Transcribe every line of the listing below without any deviation.

-- START --

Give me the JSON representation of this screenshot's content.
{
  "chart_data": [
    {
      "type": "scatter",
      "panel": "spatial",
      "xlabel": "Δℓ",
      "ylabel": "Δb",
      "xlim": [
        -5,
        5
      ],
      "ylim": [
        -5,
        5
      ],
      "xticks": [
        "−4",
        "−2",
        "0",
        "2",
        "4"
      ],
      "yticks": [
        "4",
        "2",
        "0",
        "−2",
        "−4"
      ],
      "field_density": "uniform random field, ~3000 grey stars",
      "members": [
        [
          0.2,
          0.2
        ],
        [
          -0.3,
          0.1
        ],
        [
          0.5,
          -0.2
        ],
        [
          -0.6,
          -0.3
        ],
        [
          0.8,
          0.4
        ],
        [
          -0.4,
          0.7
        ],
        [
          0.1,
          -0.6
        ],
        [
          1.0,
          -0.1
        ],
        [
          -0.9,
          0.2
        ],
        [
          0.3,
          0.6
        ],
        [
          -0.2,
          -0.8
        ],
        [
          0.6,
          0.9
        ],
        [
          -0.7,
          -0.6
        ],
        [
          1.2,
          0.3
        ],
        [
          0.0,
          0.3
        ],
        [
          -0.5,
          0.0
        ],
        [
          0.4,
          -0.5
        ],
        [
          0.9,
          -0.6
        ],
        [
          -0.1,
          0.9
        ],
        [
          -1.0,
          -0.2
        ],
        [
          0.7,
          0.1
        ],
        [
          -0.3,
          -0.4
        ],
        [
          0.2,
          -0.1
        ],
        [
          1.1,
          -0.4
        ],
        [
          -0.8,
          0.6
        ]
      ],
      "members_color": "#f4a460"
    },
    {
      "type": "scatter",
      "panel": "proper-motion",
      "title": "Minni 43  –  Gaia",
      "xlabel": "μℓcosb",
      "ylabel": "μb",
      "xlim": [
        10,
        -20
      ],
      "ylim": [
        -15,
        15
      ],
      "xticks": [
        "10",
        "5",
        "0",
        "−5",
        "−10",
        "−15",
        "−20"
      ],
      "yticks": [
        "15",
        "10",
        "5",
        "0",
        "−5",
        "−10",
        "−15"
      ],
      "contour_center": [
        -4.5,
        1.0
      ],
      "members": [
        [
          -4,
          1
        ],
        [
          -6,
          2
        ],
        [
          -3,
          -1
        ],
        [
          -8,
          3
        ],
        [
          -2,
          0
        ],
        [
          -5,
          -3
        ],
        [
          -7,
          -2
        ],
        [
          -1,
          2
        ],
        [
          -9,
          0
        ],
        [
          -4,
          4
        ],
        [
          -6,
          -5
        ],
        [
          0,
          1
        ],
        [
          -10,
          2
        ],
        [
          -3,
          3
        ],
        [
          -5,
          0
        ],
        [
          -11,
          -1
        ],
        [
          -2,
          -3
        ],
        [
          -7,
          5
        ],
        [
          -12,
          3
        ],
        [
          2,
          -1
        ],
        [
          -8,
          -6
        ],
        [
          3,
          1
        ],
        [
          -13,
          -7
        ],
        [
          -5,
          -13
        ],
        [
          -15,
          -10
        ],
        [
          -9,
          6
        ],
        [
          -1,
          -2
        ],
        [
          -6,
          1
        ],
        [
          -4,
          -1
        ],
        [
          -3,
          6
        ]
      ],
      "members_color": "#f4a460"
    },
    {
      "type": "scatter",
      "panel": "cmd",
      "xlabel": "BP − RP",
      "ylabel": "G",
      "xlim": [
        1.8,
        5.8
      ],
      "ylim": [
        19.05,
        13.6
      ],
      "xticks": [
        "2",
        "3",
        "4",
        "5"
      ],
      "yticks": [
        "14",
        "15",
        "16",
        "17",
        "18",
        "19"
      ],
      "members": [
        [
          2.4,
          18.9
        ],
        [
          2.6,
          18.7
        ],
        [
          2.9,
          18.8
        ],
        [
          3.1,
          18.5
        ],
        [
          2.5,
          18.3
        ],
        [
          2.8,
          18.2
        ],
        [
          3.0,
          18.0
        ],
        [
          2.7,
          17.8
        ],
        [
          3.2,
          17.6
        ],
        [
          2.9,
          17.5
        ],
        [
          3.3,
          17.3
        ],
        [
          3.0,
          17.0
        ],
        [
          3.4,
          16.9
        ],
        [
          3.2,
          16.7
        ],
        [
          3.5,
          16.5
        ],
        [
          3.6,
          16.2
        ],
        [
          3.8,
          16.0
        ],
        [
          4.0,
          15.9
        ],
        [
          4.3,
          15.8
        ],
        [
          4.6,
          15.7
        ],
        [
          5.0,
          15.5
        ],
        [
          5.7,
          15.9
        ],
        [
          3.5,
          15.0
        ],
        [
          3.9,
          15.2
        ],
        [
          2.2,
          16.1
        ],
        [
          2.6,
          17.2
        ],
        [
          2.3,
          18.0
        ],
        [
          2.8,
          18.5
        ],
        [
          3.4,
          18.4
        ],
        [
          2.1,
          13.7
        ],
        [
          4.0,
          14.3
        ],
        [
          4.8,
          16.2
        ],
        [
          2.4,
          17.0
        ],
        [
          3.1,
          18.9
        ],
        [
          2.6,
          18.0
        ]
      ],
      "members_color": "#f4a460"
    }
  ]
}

-- END --

(ANSWER):
Give me the JSON representation of this screenshot's content.
{
  "chart_data": [
    {
      "type": "scatter",
      "panel": "spatial",
      "xlabel": "Δℓ",
      "ylabel": "Δb",
      "xlim": [
        -5,
        5
      ],
      "ylim": [
        -5,
        5
      ],
      "xticks": [
        "−4",
        "−2",
        "0",
        "2",
        "4"
      ],
      "yticks": [
        "4",
        "2",
        "0",
        "−2",
        "−4"
      ],
      "field_density": "uniform random field, ~3000 grey stars",
      "members": [
        [
          0.2,
          0.2
        ],
        [
          -0.3,
          0.1
        ],
        [
          0.5,
          -0.2
        ],
        [
          -0.6,
          -0.3
        ],
        [
          0.8,
          0.4
        ],
        [
          -0.4,
          0.7
        ],
        [
          0.1,
          -0.6
        ],
        [
          1.0,
          -0.1
        ],
        [
          -0.9,
          0.2
        ],
        [
          0.3,
          0.6
        ],
        [
          -0.2,
          -0.8
        ],
        [
          0.6,
          0.9
        ],
        [
          -0.7,
          -0.6
        ],
        [
          1.2,
          0.3
        ],
        [
          0.0,
          0.3
        ],
        [
          -0.5,
          0.0
        ],
        [
          0.4,
          -0.5
        ],
        [
          0.9,
          -0.6
        ],
        [
          -0.1,
          0.9
        ],
        [
          -1.0,
          -0.2
        ],
        [
          0.7,
          0.1
        ],
        [
          -0.3,
          -0.4
        ],
        [
          0.2,
          -0.1
        ],
        [
          1.1,
          -0.4
        ],
        [
          -0.8,
          0.6
        ]
      ],
      "members_color": "#f4a460"
    },
    {
      "type": "scatter",
      "panel": "proper-motion",
      "title": "Minni 43  –  Gaia",
      "xlabel": "μℓcosb",
      "ylabel": "μb",
      "xlim": [
        10,
        -20
      ],
      "ylim": [
        -15,
        15
      ],
      "xticks": [
        "10",
        "5",
        "0",
        "−5",
        "−10",
        "−15",
        "−20"
      ],
      "yticks": [
        "15",
        "10",
        "5",
        "0",
        "−5",
        "−10",
        "−15"
      ],
      "contour_center": [
        -4.5,
        1.0
      ],
      "members": [
        [
          -4,
          1
        ],
        [
          -6,
          2
        ],
        [
          -3,
          -1
        ],
        [
          -8,
          3
        ],
        [
          -2,
          0
        ],
        [
          -5,
          -3
        ],
        [
          -7,
          -2
        ],
        [
          -1,
          2
        ],
        [
          -9,
          0
        ],
        [
          -4,
          4
        ],
        [
          -6,
          -5
        ],
        [
          0,
          1
        ],
        [
          -10,
          2
        ],
        [
          -3,
          3
        ],
        [
          -5,
          0
        ],
        [
          -11,
          -1
        ],
        [
          -2,
          -3
        ],
        [
          -7,
          5
        ],
        [
          -12,
          3
        ],
        [
          2,
          -1
        ],
        [
          -8,
          -6
        ],
        [
          3,
          1
        ],
        [
          -13,
          -7
        ],
        [
          -5,
          -13
        ],
        [
          -15,
          -10
        ],
        [
          -9,
          6
        ],
        [
          -1,
          -2
        ],
        [
          -6,
          1
        ],
        [
          -4,
          -1
        ],
        [
          -3,
          6
        ]
      ],
      "members_color": "#f4a460"
    },
    {
      "type": "scatter",
      "panel": "cmd",
      "xlabel": "BP − RP",
      "ylabel": "G",
      "xlim": [
        1.8,
        5.8
      ],
      "ylim": [
        19.05,
        13.6
      ],
      "xticks": [
        "2",
        "3",
        "4",
        "5"
      ],
      "yticks": [
        "14",
        "15",
        "16",
        "17",
        "18",
        "19"
      ],
      "members": [
        [
          2.4,
          18.9
        ],
        [
          2.6,
          18.7
        ],
        [
          2.9,
          18.8
        ],
        [
          3.1,
          18.5
        ],
        [
          2.5,
          18.3
        ],
        [
          2.8,
          18.2
        ],
        [
          3.0,
          18.0
        ],
        [
          2.7,
          17.8
        ],
        [
          3.2,
          17.6
        ],
        [
          2.9,
          17.5
        ],
        [
          3.3,
          17.3
        ],
        [
          3.0,
          17.0
        ],
        [
          3.4,
          16.9
        ],
        [
          3.2,
          16.7
        ],
        [
          3.5,
          16.5
        ],
        [
          3.6,
          16.2
        ],
        [
          3.8,
          16.0
        ],
        [
          4.0,
          15.9
        ],
        [
          4.3,
          15.8
        ],
        [
          4.6,
          15.7
        ],
        [
          5.0,
          15.5
        ],
        [
          5.7,
          15.9
        ],
        [
          3.5,
          15.0
        ],
        [
          3.9,
          15.2
        ],
        [
          2.2,
          16.1
        ],
        [
          2.6,
          17.2
        ],
        [
          2.3,
          18.0
        ],
        [
          2.8,
          18.5
        ],
        [
          3.4,
          18.4
        ],
        [
          2.1,
          13.7
        ],
        [
          4.0,
          14.3
        ],
        [
          4.8,
          16.2
        ],
        [
          2.4,
          17.0
        ],
        [
          3.1,
          18.9
        ],
        [
          2.6,
          18.0
        ]
      ],
      "members_color": "#f4a460"
    }
  ]
}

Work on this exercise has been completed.